#### Written instruction
Below is a set of records. Repeat all of them exactly.

#### Records shown
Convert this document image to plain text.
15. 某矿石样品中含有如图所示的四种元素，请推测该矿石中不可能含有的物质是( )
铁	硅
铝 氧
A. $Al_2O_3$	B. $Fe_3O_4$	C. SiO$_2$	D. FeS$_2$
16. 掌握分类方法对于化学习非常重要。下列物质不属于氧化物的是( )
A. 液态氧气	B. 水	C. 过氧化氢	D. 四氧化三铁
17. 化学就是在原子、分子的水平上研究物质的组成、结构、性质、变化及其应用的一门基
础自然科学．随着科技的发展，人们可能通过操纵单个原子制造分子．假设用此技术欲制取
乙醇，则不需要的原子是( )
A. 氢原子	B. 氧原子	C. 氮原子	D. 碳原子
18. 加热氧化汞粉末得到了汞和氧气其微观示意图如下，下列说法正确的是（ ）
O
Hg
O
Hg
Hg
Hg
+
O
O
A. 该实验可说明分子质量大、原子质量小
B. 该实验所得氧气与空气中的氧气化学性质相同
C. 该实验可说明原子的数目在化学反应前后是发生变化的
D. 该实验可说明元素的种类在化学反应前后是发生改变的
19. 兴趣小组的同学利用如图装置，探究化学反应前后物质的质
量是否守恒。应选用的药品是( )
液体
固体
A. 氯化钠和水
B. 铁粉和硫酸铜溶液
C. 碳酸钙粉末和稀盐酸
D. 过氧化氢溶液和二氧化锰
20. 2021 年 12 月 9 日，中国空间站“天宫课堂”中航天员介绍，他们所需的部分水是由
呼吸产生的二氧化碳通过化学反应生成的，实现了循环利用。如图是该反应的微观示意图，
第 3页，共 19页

#### The reply
Convert this document image to plain text.
15. 某矿石样品中含有如图所示的四种元素，请推测该矿石中不可能含有的物质是( )
铁	硅
铝 氧
A. $Al_2O_3$	B. $Fe_3O_4$	C. SiO$_2$	D. FeS$_2$
16. 掌握分类方法对于化学习非常重要。下列物质不属于氧化物的是( )
A. 液态氧气	B. 水	C. 过氧化氢	D. 四氧化三铁
17. 化学就是在原子、分子的水平上研究物质的组成、结构、性质、变化及其应用的一门基
础自然科学．随着科技的发展，人们可能通过操纵单个原子制造分子．假设用此技术欲制取
乙醇，则不需要的原子是( )
A. 氢原子	B. 氧原子	C. 氮原子	D. 碳原子
18. 加热氧化汞粉末得到了汞和氧气其微观示意图如下，下列说法正确的是（ ）
O
Hg
O
Hg
Hg
Hg
+
O
O
A. 该实验可说明分子质量大、原子质量小
B. 该实验所得氧气与空气中的氧气化学性质相同
C. 该实验可说明原子的数目在化学反应前后是发生变化的
D. 该实验可说明元素的种类在化学反应前后是发生改变的
19. 兴趣小组的同学利用如图装置，探究化学反应前后物质的质
量是否守恒。应选用的药品是( )
液体
固体
A. 氯化钠和水
B. 铁粉和硫酸铜溶液
C. 碳酸钙粉末和稀盐酸
D. 过氧化氢溶液和二氧化锰
20. 2021 年 12 月 9 日，中国空间站“天宫课堂”中航天员介绍，他们所需的部分水是由
呼吸产生的二氧化碳通过化学反应生成的，实现了循环利用。如图是该反应的微观示意图，
第 3页，共 19页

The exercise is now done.